- **What to work on**
From the listing that follows, output everything exactly except the pictures.

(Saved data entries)
--- Begin ---
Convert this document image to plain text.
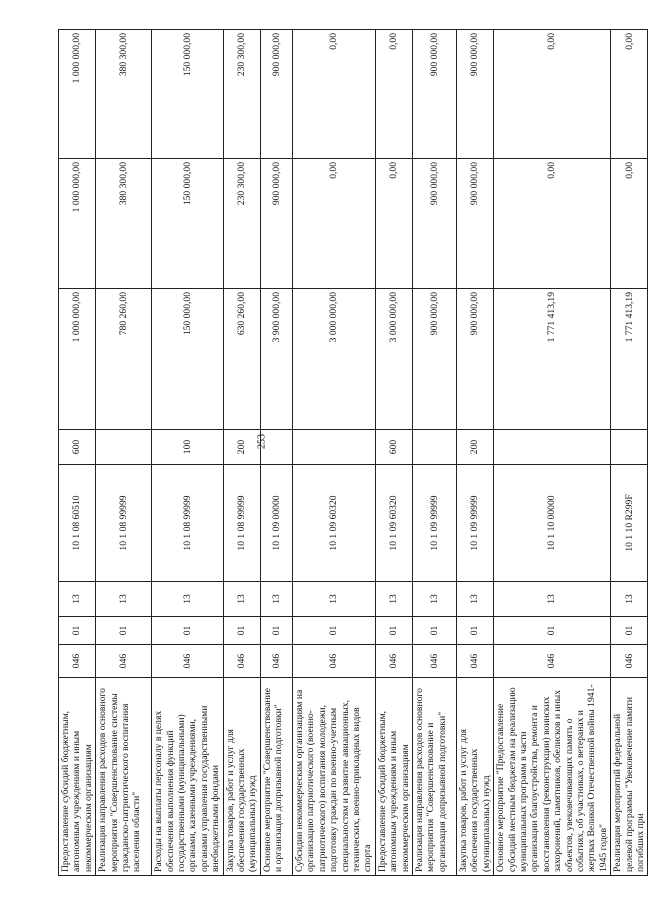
253
Предоставление субсидий бюджетным, автономным учреждениям и иным некоммерческим организациям	046	01	13	10 1 08 60510	600	1 000 000,00	1 000 000,00	1 000 000,00
Реализация направления расходов основного мероприятия "Совершенствование системы гражданско-патриотического воспитания населения области"	046	01	13	10 1 08 99999		780 260,00	380 300,00	380 300,00
Расходы на выплаты персоналу в целях обеспечения выполнения функций государственными (муниципальными) органами, казенными учреждениями, органами управления государственными внебюджетными фондами	046	01	13	10 1 08 99999	100	150 000,00	150 000,00	150 000,00
Закупка товаров, работ и услуг для обеспечения государственных (муниципальных) нужд	046	01	13	10 1 08 99999	200	630 260,00	230 300,00	230 300,00
Основное мероприятие "Совершенствование и организация допризывной подготовки"	046	01	13	10 1 09 00000		3 900 000,00	900 000,00	900 000,00
Субсидии некоммерческим организациям на организацию патриотического (военно-патриотического) воспитания молодежи, подготовку граждан по военно-учетным специальностям и развитие авиационных, технических, военно-прикладных видов спорта	046	01	13	10 1 09 60320		3 000 000,00	0,00	0,00
Предоставление субсидий бюджетным, автономным учреждениям и иным некоммерческим организациям	046	01	13	10 1 09 60320	600	3 000 000,00	0,00	0,00
Реализация направления расходов основного мероприятия "Совершенствование и организация допризывной подготовки"	046	01	13	10 1 09 99999		900 000,00	900 000,00	900 000,00
Закупка товаров, работ и услуг для обеспечения государственных (муниципальных) нужд	046	01	13	10 1 09 99999	200	900 000,00	900 000,00	900 000,00
Основное мероприятие "Предоставление субсидий местным бюджетам на реализацию муниципальных программ в части организации благоустройства, ремонта и восстановления (реконструкции) воинских захоронений, памятников, обелисков и иных объектов, увековечивающих память о событиях, об участниках, о ветеранах и жертвах Великой Отечественной войны 1941-1945 годов"	046	01	13	10 1 10 00000		1 771 413,19	0,00	0,00
Реализация мероприятий федеральной целевой программы "Увековечение памяти погибших при	046	01	13	10 1 10 R299F		1 771 413,19	0,00	0,00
--- End ---
- **Response to this task**
Convert this document image to plain text.
253
Предоставление субсидий бюджетным, автономным учреждениям и иным некоммерческим организациям	046	01	13	10 1 08 60510	600	1 000 000,00	1 000 000,00	1 000 000,00
Реализация направления расходов основного мероприятия "Совершенствование системы гражданско-патриотического воспитания населения области"	046	01	13	10 1 08 99999		780 260,00	380 300,00	380 300,00
Расходы на выплаты персоналу в целях обеспечения выполнения функций государственными (муниципальными) органами, казенными учреждениями, органами управления государственными внебюджетными фондами	046	01	13	10 1 08 99999	100	150 000,00	150 000,00	150 000,00
Закупка товаров, работ и услуг для обеспечения государственных (муниципальных) нужд	046	01	13	10 1 08 99999	200	630 260,00	230 300,00	230 300,00
Основное мероприятие "Совершенствование и организация допризывной подготовки"	046	01	13	10 1 09 00000		3 900 000,00	900 000,00	900 000,00
Субсидии некоммерческим организациям на организацию патриотического (военно-патриотического) воспитания молодежи, подготовку граждан по военно-учетным специальностям и развитие авиационных, технических, военно-прикладных видов спорта	046	01	13	10 1 09 60320		3 000 000,00	0,00	0,00
Предоставление субсидий бюджетным, автономным учреждениям и иным некоммерческим организациям	046	01	13	10 1 09 60320	600	3 000 000,00	0,00	0,00
Реализация направления расходов основного мероприятия "Совершенствование и организация допризывной подготовки"	046	01	13	10 1 09 99999		900 000,00	900 000,00	900 000,00
Закупка товаров, работ и услуг для обеспечения государственных (муниципальных) нужд	046	01	13	10 1 09 99999	200	900 000,00	900 000,00	900 000,00
Основное мероприятие "Предоставление субсидий местным бюджетам на реализацию муниципальных программ в части организации благоустройства, ремонта и восстановления (реконструкции) воинских захоронений, памятников, обелисков и иных объектов, увековечивающих память о событиях, об участниках, о ветеранах и жертвах Великой Отечественной войны 1941-1945 годов"	046	01	13	10 1 10 00000		1 771 413,19	0,00	0,00
Реализация мероприятий федеральной целевой программы "Увековечение памяти погибших при	046	01	13	10 1 10 R299F		1 771 413,19	0,00	0,00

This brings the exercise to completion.